__Sezione del documento__.

L’uomo si spezza, e talvolta si ammala per felicità

Una riflessione di Pina Labanca su “Un cuore debole” di Dostoevskij.

Cosa c’è dentro il nostro mondo, quello privato, della possibilità?

Forse, più di ogni altra cosa, c’è l’aspirazione alla felicità. Dietro stanno il sottobosco, il doppio, il ricatto, l’atteggiamento cristiano, la malattia.

Nessuno è uno. Siamo multiformi. Siamo, sentiamo, viviamo da criminali: e mettiamo al mondo delitti, più spesso proprio verso noi stessi.

Un cuore debole di Dostoevskij è un piccolo trattato di ingegneria analitica del dolore, del dolore che si provoca a se stessi e di quello che si causa agli altri. Tra riga e compasso c’è in mezzo l’uomo; certi eroismi, certe insonnie, certe ossessioni, certe cuffiette con l’orlo color ciliegia; ci sono rapidi crolli quando si deve, quando compaiono gli imperativi.

Per Vasja, la felicità personale dev’essere totale, deve comprendere, dev’essere ampia. Ecco… deve: un verbo necessario, senza il quale non c’è armonia, e a nulla servono i soccorsi di Arkadij.

__Descrizione esercizio__.
Puoi riscrivere per intero e parola per parola la riflessione su «Un cuore debole» di Dostoevskij?

__Righe estratte__.

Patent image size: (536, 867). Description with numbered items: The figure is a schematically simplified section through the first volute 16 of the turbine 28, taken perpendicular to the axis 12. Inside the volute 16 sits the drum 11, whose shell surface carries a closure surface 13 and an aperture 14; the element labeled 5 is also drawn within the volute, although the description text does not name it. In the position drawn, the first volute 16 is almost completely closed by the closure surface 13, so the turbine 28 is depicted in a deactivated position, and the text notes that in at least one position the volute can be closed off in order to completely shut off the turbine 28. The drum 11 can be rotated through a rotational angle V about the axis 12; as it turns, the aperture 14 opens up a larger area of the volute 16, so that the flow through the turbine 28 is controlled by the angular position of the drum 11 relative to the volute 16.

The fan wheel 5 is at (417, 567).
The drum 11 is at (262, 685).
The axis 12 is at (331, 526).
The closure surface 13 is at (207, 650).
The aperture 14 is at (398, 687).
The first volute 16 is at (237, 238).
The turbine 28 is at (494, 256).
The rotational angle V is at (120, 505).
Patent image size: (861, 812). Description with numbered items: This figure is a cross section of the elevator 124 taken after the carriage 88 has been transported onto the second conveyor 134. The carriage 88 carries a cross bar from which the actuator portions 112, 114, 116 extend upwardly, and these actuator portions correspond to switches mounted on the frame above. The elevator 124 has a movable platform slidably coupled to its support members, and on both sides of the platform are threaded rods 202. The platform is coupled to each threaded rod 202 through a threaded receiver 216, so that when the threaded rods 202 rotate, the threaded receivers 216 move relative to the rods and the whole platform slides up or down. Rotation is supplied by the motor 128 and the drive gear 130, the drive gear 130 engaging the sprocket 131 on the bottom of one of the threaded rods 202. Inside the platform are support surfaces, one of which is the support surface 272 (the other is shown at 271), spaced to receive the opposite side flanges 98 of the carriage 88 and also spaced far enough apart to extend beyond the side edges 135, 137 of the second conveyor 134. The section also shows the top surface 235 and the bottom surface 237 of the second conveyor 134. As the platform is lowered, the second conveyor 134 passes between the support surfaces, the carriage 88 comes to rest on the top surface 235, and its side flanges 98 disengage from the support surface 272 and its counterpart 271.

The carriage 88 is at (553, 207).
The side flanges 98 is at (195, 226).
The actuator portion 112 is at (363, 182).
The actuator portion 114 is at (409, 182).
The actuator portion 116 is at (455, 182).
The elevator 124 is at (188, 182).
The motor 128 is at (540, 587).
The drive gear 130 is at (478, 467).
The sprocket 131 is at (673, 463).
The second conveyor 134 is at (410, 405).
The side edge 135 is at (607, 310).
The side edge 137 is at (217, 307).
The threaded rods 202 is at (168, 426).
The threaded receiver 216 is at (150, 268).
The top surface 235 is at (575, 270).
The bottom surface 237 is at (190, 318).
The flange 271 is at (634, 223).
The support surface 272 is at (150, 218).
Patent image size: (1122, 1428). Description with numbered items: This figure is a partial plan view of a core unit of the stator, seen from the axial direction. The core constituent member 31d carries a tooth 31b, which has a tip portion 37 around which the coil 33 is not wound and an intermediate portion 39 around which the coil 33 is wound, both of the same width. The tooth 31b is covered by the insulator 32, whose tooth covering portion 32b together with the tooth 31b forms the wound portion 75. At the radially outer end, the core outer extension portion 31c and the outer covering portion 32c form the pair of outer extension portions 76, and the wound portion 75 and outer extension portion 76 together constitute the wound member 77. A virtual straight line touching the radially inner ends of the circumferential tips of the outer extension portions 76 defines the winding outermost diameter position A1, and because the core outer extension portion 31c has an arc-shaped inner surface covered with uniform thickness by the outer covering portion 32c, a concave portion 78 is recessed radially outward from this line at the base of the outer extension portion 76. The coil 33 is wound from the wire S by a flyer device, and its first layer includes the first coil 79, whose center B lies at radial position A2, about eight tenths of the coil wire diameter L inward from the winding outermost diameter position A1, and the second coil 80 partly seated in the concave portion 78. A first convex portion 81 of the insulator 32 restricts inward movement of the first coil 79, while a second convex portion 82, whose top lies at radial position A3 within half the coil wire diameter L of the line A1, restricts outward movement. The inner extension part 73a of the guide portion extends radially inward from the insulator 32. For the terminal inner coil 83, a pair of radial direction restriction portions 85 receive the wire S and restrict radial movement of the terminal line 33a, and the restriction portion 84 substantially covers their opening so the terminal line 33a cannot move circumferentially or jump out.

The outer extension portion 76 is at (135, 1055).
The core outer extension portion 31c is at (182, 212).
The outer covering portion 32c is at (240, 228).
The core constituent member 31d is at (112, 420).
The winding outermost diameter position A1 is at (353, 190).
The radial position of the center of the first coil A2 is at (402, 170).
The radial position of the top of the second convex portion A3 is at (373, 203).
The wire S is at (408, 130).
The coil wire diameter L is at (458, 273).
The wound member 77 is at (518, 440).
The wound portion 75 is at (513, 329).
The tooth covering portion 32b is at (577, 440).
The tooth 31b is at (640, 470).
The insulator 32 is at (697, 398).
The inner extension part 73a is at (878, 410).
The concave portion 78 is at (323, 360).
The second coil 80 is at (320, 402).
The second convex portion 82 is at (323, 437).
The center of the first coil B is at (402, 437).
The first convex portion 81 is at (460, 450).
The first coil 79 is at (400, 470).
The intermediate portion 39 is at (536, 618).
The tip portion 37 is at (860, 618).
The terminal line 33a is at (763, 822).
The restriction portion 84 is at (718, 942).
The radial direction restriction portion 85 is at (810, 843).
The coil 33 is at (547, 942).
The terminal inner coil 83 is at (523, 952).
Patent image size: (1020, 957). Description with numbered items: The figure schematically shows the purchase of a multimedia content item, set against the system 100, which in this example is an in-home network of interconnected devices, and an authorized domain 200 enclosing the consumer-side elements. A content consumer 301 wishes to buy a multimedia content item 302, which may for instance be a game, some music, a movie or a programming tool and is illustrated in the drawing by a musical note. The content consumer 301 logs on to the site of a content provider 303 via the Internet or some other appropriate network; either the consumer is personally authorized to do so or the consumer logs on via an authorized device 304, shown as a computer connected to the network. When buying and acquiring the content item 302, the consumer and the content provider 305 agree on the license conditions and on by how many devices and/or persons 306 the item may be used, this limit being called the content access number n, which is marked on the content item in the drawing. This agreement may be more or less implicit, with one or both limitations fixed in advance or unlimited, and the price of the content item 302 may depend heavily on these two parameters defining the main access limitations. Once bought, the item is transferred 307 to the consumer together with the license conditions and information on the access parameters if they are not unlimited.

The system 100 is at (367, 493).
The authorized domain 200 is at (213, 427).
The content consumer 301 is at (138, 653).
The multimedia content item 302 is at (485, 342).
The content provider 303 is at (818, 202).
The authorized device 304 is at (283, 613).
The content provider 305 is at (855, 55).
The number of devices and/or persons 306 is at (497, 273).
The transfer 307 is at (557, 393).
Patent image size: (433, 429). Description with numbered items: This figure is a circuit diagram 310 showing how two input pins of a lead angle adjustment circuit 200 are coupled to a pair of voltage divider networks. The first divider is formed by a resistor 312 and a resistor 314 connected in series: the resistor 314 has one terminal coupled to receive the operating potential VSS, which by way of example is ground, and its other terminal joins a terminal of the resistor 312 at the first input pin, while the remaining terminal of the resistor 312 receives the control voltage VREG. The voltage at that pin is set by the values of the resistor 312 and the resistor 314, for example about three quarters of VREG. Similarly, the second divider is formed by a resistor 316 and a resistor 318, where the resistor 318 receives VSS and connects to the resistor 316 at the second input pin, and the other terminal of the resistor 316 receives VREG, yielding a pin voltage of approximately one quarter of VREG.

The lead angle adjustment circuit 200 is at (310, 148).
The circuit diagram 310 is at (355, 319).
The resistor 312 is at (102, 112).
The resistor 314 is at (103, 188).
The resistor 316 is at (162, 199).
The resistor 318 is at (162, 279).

__Soluzione__.
L’uomo si spezza, e talvolta si ammala per felicità

Una riflessione di Pina Labanca su “Un cuore debole” di Dostoevskij.

Cosa c’è dentro il nostro mondo, quello privato, della possibilità?

Forse, più di ogni altra cosa, c’è l’aspirazione alla felicità. Dietro stanno il sottobosco, il doppio, il ricatto, l’atteggiamento cristiano, la malattia.

Nessuno è uno. Siamo multiformi. Siamo, sentiamo, viviamo da criminali: e mettiamo al mondo delitti, più spesso proprio verso noi stessi.

Un cuore debole di Dostoevskij è un piccolo trattato di ingegneria analitica del dolore, del dolore che si provoca a se stessi e di quello che si causa agli altri. Tra riga e compasso c’è in mezzo l’uomo; certi eroismi, certe insonnie, certe ossessioni, certe cuffiette con l’orlo color ciliegia; ci sono rapidi crolli quando si deve, quando compaiono gli imperativi.

Per Vasja, la felicità personale dev’essere totale, deve comprendere, dev’essere ampia. Ecco… deve: un verbo necessario, senza il quale non c’è armonia, e a nulla servono i soccorsi di Arkadij.